Records contained in a dataset:
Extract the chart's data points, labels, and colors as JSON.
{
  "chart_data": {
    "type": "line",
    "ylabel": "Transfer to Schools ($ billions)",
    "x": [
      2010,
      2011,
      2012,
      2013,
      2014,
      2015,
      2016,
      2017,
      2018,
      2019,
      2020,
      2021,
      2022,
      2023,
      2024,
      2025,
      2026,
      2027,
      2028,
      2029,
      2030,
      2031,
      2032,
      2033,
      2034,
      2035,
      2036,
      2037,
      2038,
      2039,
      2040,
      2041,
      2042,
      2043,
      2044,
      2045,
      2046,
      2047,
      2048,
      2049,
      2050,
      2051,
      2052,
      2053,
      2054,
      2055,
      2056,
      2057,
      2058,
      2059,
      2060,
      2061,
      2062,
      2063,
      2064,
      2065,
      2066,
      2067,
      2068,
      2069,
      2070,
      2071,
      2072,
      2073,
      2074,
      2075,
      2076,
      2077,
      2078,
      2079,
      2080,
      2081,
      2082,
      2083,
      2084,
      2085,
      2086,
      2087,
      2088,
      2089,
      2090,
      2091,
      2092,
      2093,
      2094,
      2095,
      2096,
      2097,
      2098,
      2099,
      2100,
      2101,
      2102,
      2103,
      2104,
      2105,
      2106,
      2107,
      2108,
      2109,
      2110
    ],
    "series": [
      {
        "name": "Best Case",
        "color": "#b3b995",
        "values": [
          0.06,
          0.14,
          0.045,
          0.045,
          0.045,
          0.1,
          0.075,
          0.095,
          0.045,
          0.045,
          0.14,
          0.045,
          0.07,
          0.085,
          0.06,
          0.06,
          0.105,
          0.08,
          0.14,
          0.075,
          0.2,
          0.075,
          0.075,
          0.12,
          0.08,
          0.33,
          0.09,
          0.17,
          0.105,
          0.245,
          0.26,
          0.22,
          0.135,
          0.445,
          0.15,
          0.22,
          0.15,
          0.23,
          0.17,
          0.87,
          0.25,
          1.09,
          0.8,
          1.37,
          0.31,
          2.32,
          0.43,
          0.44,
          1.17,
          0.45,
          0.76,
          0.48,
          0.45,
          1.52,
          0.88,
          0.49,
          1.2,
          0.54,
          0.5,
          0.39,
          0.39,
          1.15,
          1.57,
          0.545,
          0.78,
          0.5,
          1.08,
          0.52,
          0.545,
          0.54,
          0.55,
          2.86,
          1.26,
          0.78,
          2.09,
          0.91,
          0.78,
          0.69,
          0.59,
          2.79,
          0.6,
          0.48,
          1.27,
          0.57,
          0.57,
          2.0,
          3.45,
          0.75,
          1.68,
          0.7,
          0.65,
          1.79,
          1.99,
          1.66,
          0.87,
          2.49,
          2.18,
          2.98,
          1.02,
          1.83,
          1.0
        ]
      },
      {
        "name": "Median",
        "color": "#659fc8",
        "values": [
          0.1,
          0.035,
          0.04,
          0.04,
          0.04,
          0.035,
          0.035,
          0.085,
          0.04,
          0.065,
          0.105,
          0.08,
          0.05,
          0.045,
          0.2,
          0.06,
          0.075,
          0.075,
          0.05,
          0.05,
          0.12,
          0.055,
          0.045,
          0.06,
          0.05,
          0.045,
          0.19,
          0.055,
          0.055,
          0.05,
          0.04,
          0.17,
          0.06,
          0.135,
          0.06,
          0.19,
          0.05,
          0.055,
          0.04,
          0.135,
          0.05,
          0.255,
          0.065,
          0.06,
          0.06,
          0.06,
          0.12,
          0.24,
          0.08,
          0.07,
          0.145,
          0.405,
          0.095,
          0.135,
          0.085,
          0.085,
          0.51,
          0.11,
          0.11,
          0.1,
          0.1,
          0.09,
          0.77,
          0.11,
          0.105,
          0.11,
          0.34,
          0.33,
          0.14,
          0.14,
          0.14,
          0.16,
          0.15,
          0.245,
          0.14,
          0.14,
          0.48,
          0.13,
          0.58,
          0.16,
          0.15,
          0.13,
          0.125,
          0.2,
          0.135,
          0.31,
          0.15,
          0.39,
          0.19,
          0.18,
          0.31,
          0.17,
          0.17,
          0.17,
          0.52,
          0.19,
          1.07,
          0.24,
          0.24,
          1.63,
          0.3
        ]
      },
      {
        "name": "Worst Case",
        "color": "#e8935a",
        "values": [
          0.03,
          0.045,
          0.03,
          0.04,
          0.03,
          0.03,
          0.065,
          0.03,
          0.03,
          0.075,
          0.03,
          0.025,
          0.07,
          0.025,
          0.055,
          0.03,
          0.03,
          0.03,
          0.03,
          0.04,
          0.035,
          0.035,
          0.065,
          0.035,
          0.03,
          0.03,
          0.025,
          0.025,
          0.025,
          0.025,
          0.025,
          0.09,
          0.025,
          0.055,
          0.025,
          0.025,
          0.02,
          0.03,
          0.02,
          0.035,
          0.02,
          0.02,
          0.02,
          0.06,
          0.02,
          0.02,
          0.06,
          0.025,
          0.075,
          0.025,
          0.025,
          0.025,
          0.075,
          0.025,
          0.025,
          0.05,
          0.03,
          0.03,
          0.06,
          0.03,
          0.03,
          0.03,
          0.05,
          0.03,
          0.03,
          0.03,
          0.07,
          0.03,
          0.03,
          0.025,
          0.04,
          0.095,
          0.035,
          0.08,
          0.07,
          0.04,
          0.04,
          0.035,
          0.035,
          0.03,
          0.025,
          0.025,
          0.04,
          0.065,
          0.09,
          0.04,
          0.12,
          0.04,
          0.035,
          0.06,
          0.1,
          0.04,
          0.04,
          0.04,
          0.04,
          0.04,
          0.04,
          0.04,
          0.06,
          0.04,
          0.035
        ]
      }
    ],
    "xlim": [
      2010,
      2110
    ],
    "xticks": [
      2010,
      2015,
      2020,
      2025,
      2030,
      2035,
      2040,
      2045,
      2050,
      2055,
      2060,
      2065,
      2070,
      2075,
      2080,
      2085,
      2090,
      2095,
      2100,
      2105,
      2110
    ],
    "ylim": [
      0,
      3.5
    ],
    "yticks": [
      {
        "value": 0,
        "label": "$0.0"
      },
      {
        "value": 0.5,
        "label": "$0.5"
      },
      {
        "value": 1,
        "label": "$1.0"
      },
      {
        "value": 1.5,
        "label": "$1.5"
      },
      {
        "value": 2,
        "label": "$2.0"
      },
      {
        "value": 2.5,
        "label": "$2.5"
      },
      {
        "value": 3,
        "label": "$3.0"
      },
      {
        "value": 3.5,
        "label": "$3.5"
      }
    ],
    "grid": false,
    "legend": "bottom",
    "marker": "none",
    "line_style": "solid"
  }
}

■ **Task directions**
Repeat the data above exactly.

■ **Task result**
Extract the chart's data points, labels, and colors as JSON.
{
  "chart_data": {
    "type": "line",
    "ylabel": "Transfer to Schools ($ billions)",
    "x": [
      2010,
      2011,
      2012,
      2013,
      2014,
      2015,
      2016,
      2017,
      2018,
      2019,
      2020,
      2021,
      2022,
      2023,
      2024,
      2025,
      2026,
      2027,
      2028,
      2029,
      2030,
      2031,
      2032,
      2033,
      2034,
      2035,
      2036,
      2037,
      2038,
      2039,
      2040,
      2041,
      2042,
      2043,
      2044,
      2045,
      2046,
      2047,
      2048,
      2049,
      2050,
      2051,
      2052,
      2053,
      2054,
      2055,
      2056,
      2057,
      2058,
      2059,
      2060,
      2061,
      2062,
      2063,
      2064,
      2065,
      2066,
      2067,
      2068,
      2069,
      2070,
      2071,
      2072,
      2073,
      2074,
      2075,
      2076,
      2077,
      2078,
      2079,
      2080,
      2081,
      2082,
      2083,
      2084,
      2085,
      2086,
      2087,
      2088,
      2089,
      2090,
      2091,
      2092,
      2093,
      2094,
      2095,
      2096,
      2097,
      2098,
      2099,
      2100,
      2101,
      2102,
      2103,
      2104,
      2105,
      2106,
      2107,
      2108,
      2109,
      2110
    ],
    "series": [
      {
        "name": "Best Case",
        "color": "#b3b995",
        "values": [
          0.06,
          0.14,
          0.045,
          0.045,
          0.045,
          0.1,
          0.075,
          0.095,
          0.045,
          0.045,
          0.14,
          0.045,
          0.07,
          0.085,
          0.06,
          0.06,
          0.105,
          0.08,
          0.14,
          0.075,
          0.2,
          0.075,
          0.075,
          0.12,
          0.08,
          0.33,
          0.09,
          0.17,
          0.105,
          0.245,
          0.26,
          0.22,
          0.135,
          0.445,
          0.15,
          0.22,
          0.15,
          0.23,
          0.17,
          0.87,
          0.25,
          1.09,
          0.8,
          1.37,
          0.31,
          2.32,
          0.43,
          0.44,
          1.17,
          0.45,
          0.76,
          0.48,
          0.45,
          1.52,
          0.88,
          0.49,
          1.2,
          0.54,
          0.5,
          0.39,
          0.39,
          1.15,
          1.57,
          0.545,
          0.78,
          0.5,
          1.08,
          0.52,
          0.545,
          0.54,
          0.55,
          2.86,
          1.26,
          0.78,
          2.09,
          0.91,
          0.78,
          0.69,
          0.59,
          2.79,
          0.6,
          0.48,
          1.27,
          0.57,
          0.57,
          2.0,
          3.45,
          0.75,
          1.68,
          0.7,
          0.65,
          1.79,
          1.99,
          1.66,
          0.87,
          2.49,
          2.18,
          2.98,
          1.02,
          1.83,
          1.0
        ]
      },
      {
        "name": "Median",
        "color": "#659fc8",
        "values": [
          0.1,
          0.035,
          0.04,
          0.04,
          0.04,
          0.035,
          0.035,
          0.085,
          0.04,
          0.065,
          0.105,
          0.08,
          0.05,
          0.045,
          0.2,
          0.06,
          0.075,
          0.075,
          0.05,
          0.05,
          0.12,
          0.055,
          0.045,
          0.06,
          0.05,
          0.045,
          0.19,
          0.055,
          0.055,
          0.05,
          0.04,
          0.17,
          0.06,
          0.135,
          0.06,
          0.19,
          0.05,
          0.055,
          0.04,
          0.135,
          0.05,
          0.255,
          0.065,
          0.06,
          0.06,
          0.06,
          0.12,
          0.24,
          0.08,
          0.07,
          0.145,
          0.405,
          0.095,
          0.135,
          0.085,
          0.085,
          0.51,
          0.11,
          0.11,
          0.1,
          0.1,
          0.09,
          0.77,
          0.11,
          0.105,
          0.11,
          0.34,
          0.33,
          0.14,
          0.14,
          0.14,
          0.16,
          0.15,
          0.245,
          0.14,
          0.14,
          0.48,
          0.13,
          0.58,
          0.16,
          0.15,
          0.13,
          0.125,
          0.2,
          0.135,
          0.31,
          0.15,
          0.39,
          0.19,
          0.18,
          0.31,
          0.17,
          0.17,
          0.17,
          0.52,
          0.19,
          1.07,
          0.24,
          0.24,
          1.63,
          0.3
        ]
      },
      {
        "name": "Worst Case",
        "color": "#e8935a",
        "values": [
          0.03,
          0.045,
          0.03,
          0.04,
          0.03,
          0.03,
          0.065,
          0.03,
          0.03,
          0.075,
          0.03,
          0.025,
          0.07,
          0.025,
          0.055,
          0.03,
          0.03,
          0.03,
          0.03,
          0.04,
          0.035,
          0.035,
          0.065,
          0.035,
          0.03,
          0.03,
          0.025,
          0.025,
          0.025,
          0.025,
          0.025,
          0.09,
          0.025,
          0.055,
          0.025,
          0.025,
          0.02,
          0.03,
          0.02,
          0.035,
          0.02,
          0.02,
          0.02,
          0.06,
          0.02,
          0.02,
          0.06,
          0.025,
          0.075,
          0.025,
          0.025,
          0.025,
          0.075,
          0.025,
          0.025,
          0.05,
          0.03,
          0.03,
          0.06,
          0.03,
          0.03,
          0.03,
          0.05,
          0.03,
          0.03,
          0.03,
          0.07,
          0.03,
          0.03,
          0.025,
          0.04,
          0.095,
          0.035,
          0.08,
          0.07,
          0.04,
          0.04,
          0.035,
          0.035,
          0.03,
          0.025,
          0.025,
          0.04,
          0.065,
          0.09,
          0.04,
          0.12,
          0.04,
          0.035,
          0.06,
          0.1,
          0.04,
          0.04,
          0.04,
          0.04,
          0.04,
          0.04,
          0.04,
          0.06,
          0.04,
          0.035
        ]
      }
    ],
    "xlim": [
      2010,
      2110
    ],
    "xticks": [
      2010,
      2015,
      2020,
      2025,
      2030,
      2035,
      2040,
      2045,
      2050,
      2055,
      2060,
      2065,
      2070,
      2075,
      2080,
      2085,
      2090,
      2095,
      2100,
      2105,
      2110
    ],
    "ylim": [
      0,
      3.5
    ],
    "yticks": [
      {
        "value": 0,
        "label": "$0.0"
      },
      {
        "value": 0.5,
        "label": "$0.5"
      },
      {
        "value": 1,
        "label": "$1.0"
      },
      {
        "value": 1.5,
        "label": "$1.5"
      },
      {
        "value": 2,
        "label": "$2.0"
      },
      {
        "value": 2.5,
        "label": "$2.5"
      },
      {
        "value": 3,
        "label": "$3.0"
      },
      {
        "value": 3.5,
        "label": "$3.5"
      }
    ],
    "grid": false,
    "legend": "bottom",
    "marker": "none",
    "line_style": "solid"
  }
}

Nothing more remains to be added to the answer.